**Task goal**
Using the listing beneath this task, count the lines with the word "Answer" and write only the result.

**Exercise input**

· · · · ·

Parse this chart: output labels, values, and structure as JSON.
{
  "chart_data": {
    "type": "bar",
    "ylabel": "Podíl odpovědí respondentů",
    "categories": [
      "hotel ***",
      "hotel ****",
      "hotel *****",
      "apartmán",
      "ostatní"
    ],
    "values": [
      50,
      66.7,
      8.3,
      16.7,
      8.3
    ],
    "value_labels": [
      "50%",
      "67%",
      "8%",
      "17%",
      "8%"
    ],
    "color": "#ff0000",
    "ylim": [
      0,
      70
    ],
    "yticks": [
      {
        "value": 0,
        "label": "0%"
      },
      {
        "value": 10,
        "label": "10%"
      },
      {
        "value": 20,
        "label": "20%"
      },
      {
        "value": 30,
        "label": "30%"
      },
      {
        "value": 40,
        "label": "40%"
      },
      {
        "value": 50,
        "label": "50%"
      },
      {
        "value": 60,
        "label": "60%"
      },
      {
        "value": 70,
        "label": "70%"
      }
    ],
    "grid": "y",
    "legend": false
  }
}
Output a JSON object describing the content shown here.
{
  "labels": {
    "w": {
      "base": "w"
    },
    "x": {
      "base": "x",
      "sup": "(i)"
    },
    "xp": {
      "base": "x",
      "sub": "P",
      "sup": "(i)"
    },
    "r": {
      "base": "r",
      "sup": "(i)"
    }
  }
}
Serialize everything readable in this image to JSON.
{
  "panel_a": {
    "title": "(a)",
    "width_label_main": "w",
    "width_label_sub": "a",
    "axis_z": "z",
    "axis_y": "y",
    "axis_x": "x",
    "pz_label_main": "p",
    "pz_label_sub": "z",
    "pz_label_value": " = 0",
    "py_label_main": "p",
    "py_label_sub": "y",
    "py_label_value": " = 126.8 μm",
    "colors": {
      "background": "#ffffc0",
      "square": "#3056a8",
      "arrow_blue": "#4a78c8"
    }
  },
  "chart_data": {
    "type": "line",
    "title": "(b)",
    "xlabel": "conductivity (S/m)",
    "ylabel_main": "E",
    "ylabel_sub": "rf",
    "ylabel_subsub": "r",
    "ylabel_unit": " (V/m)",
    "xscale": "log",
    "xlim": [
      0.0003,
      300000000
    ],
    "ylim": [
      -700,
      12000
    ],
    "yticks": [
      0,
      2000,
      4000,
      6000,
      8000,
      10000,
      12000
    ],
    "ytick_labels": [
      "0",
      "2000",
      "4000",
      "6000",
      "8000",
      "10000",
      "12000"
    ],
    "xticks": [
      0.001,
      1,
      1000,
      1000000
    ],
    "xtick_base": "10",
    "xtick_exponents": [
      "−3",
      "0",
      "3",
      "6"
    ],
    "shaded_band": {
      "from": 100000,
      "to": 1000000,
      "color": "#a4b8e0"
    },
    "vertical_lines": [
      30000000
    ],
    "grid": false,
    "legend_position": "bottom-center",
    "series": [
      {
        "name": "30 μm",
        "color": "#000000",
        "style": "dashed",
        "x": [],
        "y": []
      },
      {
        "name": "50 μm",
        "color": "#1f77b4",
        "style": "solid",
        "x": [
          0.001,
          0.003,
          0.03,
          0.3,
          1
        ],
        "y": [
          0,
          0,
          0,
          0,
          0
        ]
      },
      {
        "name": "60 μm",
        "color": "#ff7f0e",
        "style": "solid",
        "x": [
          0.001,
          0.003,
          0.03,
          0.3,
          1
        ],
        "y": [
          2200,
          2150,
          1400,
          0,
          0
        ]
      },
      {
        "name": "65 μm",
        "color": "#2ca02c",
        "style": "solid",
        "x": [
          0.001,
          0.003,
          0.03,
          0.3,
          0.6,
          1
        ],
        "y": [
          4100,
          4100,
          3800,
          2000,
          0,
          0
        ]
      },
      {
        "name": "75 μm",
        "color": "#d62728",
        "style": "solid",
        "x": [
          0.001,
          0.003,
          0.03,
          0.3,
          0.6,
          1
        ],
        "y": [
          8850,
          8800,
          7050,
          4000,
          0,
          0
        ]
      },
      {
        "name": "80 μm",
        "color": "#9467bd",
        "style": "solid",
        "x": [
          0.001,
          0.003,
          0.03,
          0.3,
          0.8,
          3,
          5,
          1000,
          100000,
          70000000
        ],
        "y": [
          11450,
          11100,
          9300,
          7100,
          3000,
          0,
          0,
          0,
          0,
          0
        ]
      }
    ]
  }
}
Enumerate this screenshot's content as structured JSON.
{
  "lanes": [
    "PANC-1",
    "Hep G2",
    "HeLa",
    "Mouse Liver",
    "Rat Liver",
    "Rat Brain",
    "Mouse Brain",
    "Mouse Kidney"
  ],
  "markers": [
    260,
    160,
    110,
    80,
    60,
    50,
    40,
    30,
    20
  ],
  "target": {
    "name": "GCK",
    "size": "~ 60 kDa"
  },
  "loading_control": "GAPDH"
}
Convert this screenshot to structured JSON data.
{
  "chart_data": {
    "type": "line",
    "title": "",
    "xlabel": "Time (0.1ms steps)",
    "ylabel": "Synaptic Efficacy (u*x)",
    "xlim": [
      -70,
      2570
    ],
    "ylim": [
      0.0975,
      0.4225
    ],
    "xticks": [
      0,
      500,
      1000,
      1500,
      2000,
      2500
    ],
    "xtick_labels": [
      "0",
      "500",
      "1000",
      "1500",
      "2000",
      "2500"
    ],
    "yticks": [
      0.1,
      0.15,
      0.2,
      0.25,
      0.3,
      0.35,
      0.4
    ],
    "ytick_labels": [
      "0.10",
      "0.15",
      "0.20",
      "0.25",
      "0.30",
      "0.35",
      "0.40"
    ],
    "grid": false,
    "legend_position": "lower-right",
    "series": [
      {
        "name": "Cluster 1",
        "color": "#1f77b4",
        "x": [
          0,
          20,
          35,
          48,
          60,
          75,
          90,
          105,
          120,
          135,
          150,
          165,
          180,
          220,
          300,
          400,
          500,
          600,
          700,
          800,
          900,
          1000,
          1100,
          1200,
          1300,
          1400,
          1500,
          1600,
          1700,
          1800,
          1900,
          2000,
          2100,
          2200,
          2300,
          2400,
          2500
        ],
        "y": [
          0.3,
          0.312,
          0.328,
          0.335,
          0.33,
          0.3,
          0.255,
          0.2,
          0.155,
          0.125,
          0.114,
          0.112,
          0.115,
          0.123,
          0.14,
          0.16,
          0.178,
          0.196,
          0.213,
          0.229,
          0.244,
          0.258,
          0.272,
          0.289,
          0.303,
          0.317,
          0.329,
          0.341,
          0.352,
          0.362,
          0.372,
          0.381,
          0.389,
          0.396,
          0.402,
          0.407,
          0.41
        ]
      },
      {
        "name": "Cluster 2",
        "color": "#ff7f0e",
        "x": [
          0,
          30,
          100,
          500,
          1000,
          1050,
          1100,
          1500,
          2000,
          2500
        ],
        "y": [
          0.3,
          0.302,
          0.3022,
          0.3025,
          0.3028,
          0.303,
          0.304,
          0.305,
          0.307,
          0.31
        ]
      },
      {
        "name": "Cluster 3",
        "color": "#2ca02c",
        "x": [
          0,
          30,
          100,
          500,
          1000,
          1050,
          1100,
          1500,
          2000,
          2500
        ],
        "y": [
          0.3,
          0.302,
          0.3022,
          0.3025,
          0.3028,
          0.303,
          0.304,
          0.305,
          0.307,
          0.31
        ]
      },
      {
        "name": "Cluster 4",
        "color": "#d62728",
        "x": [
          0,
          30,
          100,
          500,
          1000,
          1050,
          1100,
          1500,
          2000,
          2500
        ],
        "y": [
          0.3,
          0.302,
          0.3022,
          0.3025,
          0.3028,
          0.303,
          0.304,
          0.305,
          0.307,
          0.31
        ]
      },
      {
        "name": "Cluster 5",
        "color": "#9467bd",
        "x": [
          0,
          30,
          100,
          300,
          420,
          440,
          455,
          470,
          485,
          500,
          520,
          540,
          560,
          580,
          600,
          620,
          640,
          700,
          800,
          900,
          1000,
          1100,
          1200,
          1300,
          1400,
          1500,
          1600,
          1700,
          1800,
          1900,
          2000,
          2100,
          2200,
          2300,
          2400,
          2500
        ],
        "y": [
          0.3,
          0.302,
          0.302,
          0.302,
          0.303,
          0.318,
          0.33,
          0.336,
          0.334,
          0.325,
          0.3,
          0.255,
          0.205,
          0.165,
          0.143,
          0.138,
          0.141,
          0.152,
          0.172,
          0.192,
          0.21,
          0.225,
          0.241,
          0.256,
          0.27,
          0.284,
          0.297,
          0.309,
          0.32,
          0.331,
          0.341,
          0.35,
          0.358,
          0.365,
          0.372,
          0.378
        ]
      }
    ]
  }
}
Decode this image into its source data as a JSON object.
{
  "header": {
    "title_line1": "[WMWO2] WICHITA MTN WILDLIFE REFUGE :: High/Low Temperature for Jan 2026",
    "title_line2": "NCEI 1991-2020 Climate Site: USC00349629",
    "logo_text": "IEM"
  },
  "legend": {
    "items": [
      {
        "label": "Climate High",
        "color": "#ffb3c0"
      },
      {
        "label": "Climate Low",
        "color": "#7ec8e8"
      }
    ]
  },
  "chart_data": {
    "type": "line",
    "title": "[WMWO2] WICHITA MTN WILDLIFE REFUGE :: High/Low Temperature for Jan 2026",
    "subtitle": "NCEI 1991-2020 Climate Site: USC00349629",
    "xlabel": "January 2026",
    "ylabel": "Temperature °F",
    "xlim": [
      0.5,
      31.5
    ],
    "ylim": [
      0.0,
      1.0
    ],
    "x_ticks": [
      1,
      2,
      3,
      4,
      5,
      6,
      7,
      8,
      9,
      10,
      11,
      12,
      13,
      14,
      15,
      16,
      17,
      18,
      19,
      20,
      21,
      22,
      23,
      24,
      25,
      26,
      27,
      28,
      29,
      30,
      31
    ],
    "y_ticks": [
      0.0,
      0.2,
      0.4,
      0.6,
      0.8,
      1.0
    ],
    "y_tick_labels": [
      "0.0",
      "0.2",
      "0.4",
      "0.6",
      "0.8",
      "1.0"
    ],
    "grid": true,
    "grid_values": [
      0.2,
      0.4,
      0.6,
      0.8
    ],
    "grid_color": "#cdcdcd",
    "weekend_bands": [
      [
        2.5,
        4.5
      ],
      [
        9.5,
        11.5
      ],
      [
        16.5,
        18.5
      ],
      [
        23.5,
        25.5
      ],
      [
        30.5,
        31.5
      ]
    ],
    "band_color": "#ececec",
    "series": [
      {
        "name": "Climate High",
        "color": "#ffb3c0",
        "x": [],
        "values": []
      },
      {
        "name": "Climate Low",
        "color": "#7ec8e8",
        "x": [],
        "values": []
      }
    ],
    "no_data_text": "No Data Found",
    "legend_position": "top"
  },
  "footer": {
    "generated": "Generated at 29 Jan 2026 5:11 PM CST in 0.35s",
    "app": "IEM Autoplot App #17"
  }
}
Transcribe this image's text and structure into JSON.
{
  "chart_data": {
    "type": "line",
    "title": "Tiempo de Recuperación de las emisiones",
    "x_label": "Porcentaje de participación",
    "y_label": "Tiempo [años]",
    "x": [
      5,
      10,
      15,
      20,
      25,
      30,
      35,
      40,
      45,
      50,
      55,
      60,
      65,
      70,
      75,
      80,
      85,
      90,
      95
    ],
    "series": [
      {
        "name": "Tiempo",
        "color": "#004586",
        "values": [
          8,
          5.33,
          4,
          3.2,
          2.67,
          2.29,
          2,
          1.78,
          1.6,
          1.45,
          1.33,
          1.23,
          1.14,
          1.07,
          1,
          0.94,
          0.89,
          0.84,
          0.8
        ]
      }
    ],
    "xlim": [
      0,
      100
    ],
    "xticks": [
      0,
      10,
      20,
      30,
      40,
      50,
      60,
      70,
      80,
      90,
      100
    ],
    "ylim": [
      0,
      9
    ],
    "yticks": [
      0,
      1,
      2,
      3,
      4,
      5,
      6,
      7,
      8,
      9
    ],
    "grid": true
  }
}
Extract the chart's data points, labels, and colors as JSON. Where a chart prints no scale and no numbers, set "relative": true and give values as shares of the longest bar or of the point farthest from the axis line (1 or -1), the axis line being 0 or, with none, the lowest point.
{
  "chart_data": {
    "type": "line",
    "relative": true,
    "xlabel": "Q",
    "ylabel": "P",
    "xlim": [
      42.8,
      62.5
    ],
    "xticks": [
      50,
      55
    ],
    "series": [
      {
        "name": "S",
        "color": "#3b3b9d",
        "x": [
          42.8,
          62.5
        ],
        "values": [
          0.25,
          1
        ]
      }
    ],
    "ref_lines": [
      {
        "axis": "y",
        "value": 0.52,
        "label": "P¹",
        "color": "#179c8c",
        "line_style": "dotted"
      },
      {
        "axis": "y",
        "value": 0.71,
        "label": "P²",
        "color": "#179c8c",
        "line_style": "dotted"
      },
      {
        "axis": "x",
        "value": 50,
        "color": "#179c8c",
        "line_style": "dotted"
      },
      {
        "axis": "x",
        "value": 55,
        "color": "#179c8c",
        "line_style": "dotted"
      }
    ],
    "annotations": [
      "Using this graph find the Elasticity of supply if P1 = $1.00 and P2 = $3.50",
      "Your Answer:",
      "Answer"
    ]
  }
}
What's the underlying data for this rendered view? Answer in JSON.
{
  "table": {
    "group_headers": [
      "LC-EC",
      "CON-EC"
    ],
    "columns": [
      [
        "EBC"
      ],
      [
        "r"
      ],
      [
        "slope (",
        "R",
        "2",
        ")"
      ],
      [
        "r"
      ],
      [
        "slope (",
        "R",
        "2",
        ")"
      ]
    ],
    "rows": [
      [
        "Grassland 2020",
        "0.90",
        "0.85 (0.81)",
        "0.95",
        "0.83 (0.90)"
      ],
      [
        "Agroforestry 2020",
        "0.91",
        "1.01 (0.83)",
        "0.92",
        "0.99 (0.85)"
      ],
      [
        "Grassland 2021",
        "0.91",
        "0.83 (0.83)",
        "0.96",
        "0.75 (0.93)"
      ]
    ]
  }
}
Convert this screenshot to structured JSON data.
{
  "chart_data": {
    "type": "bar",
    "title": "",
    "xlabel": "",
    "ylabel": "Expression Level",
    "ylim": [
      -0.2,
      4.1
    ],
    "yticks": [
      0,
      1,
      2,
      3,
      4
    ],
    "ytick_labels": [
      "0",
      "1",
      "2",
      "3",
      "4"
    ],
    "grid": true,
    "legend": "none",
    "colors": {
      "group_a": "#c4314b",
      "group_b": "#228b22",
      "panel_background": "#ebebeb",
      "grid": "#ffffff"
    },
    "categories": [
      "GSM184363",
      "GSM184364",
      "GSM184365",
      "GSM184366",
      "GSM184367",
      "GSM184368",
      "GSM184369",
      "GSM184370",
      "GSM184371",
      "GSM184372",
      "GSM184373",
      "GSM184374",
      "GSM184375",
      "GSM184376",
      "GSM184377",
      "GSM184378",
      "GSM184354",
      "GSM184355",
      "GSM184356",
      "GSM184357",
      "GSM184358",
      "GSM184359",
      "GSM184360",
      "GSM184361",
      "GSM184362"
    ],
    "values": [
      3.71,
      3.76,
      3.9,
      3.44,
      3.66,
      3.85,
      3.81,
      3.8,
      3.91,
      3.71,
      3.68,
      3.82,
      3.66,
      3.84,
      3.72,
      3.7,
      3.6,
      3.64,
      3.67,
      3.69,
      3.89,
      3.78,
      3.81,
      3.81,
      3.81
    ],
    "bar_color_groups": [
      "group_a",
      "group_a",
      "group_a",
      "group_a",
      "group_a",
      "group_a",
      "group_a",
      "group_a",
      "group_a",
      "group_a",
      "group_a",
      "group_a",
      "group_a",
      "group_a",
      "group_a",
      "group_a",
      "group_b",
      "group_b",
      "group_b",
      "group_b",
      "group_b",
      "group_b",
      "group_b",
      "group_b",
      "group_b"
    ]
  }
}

· · · · ·

**Response for this exercise**
3